● Records supplied

** START **

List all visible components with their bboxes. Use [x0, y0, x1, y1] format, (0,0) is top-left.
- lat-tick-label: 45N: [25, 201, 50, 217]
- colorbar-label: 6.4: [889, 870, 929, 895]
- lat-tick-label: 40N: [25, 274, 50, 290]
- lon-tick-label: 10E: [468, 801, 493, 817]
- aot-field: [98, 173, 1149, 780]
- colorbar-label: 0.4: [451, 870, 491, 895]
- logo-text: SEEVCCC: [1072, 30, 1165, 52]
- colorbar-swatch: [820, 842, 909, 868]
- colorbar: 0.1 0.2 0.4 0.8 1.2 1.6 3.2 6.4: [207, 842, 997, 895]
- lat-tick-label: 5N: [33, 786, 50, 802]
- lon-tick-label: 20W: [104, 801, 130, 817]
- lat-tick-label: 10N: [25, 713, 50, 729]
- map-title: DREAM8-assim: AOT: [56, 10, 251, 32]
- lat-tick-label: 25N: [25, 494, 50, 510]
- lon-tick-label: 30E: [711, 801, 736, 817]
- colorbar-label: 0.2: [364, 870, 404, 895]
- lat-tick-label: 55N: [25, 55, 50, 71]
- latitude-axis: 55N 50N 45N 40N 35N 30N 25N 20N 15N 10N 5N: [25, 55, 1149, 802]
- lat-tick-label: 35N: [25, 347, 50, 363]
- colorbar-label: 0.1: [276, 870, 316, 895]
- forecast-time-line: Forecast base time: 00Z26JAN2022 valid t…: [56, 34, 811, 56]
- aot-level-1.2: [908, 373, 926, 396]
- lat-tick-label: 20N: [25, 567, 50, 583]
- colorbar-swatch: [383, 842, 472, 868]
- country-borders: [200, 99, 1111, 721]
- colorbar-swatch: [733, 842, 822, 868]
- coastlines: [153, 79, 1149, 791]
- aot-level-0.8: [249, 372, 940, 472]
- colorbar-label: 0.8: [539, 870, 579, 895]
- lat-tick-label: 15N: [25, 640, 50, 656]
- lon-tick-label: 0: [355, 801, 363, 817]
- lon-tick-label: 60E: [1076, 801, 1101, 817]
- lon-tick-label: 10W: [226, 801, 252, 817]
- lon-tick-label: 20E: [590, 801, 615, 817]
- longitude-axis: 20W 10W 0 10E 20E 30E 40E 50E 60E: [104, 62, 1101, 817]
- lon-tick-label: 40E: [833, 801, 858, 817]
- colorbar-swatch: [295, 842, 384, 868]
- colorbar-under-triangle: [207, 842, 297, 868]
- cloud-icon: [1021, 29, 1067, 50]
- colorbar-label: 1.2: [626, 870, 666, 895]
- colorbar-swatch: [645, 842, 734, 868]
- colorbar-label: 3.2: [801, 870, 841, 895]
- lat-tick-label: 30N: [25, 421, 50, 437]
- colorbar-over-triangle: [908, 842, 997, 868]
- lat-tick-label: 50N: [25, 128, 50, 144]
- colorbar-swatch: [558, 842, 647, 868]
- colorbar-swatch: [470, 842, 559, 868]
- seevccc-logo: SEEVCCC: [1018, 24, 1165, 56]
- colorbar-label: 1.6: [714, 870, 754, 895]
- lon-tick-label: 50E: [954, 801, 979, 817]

** END **

● Short problem
Copy the records out word for word, from the very first line through the line containing "- aot-field: [98, 173, 1149, 780]", with both of those lines included.

● Task solution
List all visible components with their bboxes. Use [x0, y0, x1, y1] format, (0,0) is top-left.
- lat-tick-label: 45N: [25, 201, 50, 217]
- colorbar-label: 6.4: [889, 870, 929, 895]
- lat-tick-label: 40N: [25, 274, 50, 290]
- lon-tick-label: 10E: [468, 801, 493, 817]
- aot-field: [98, 173, 1149, 780]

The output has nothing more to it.